## Task requirements
Say the number of lines containing the string "value", and say nothing else.
-- Begin --
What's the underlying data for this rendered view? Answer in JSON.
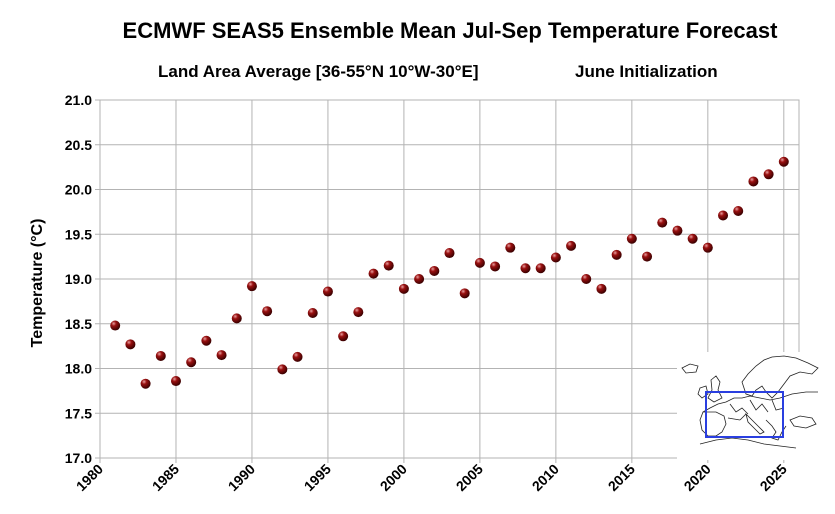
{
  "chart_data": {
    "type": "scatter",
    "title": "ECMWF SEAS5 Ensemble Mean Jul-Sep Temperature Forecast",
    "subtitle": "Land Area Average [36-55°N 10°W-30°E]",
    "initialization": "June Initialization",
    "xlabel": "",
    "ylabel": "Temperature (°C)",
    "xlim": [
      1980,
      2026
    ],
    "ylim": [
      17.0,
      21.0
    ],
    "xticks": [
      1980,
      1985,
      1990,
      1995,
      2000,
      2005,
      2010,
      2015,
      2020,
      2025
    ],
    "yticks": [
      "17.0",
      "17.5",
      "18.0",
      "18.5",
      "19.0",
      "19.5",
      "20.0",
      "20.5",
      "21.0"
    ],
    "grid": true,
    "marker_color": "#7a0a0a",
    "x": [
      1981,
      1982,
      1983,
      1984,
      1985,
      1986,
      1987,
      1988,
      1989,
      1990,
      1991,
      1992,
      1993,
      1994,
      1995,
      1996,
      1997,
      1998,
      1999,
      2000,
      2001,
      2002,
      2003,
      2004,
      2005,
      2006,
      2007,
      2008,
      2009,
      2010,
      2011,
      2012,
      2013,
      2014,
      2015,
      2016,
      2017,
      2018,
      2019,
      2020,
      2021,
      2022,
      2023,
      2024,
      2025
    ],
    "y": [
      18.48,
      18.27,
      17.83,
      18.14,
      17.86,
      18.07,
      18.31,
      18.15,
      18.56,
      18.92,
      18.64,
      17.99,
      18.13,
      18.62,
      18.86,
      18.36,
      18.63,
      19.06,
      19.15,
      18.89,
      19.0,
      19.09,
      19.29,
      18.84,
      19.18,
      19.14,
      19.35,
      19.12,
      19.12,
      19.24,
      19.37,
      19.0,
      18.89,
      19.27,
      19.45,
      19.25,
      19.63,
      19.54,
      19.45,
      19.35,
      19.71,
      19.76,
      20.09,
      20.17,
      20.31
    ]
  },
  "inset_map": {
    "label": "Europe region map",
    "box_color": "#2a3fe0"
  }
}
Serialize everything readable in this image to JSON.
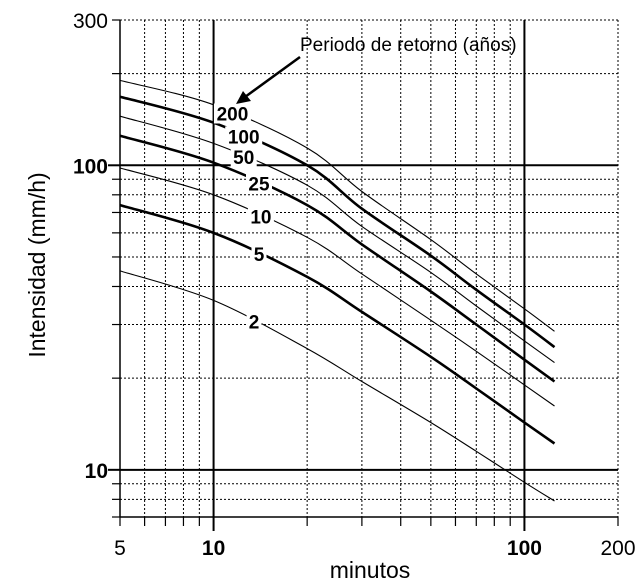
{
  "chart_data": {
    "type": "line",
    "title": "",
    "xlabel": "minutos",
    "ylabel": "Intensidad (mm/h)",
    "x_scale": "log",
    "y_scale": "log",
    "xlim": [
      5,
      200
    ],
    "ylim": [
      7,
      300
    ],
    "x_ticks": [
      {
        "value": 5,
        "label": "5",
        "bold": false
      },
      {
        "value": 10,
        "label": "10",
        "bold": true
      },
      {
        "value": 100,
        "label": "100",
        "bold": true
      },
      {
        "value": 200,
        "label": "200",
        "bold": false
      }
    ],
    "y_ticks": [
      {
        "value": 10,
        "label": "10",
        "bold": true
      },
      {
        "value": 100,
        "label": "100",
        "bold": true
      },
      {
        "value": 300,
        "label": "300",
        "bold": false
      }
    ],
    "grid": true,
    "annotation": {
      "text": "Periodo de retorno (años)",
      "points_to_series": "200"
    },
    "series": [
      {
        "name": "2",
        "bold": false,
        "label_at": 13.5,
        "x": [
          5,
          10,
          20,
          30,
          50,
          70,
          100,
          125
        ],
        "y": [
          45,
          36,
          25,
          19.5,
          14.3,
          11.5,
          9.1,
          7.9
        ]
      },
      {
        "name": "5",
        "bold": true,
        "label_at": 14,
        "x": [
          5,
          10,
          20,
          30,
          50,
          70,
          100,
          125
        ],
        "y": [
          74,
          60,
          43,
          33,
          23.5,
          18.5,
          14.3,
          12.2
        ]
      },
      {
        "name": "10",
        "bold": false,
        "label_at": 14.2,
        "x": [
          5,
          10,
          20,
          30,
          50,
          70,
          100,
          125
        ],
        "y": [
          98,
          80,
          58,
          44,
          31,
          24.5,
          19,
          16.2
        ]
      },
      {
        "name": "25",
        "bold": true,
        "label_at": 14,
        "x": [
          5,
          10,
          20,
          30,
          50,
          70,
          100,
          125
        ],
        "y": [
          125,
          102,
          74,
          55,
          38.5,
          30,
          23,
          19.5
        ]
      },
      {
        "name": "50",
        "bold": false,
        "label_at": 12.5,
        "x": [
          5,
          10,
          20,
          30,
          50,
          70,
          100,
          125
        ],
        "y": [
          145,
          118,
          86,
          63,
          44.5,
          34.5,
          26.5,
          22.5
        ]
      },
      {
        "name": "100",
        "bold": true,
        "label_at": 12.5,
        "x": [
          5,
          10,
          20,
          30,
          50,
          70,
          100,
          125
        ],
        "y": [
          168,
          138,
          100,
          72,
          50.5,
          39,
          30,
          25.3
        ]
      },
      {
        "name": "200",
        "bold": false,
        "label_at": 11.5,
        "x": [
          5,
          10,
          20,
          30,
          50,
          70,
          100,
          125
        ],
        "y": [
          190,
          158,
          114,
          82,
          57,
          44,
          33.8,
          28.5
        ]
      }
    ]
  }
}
-- End --
## Task answer
7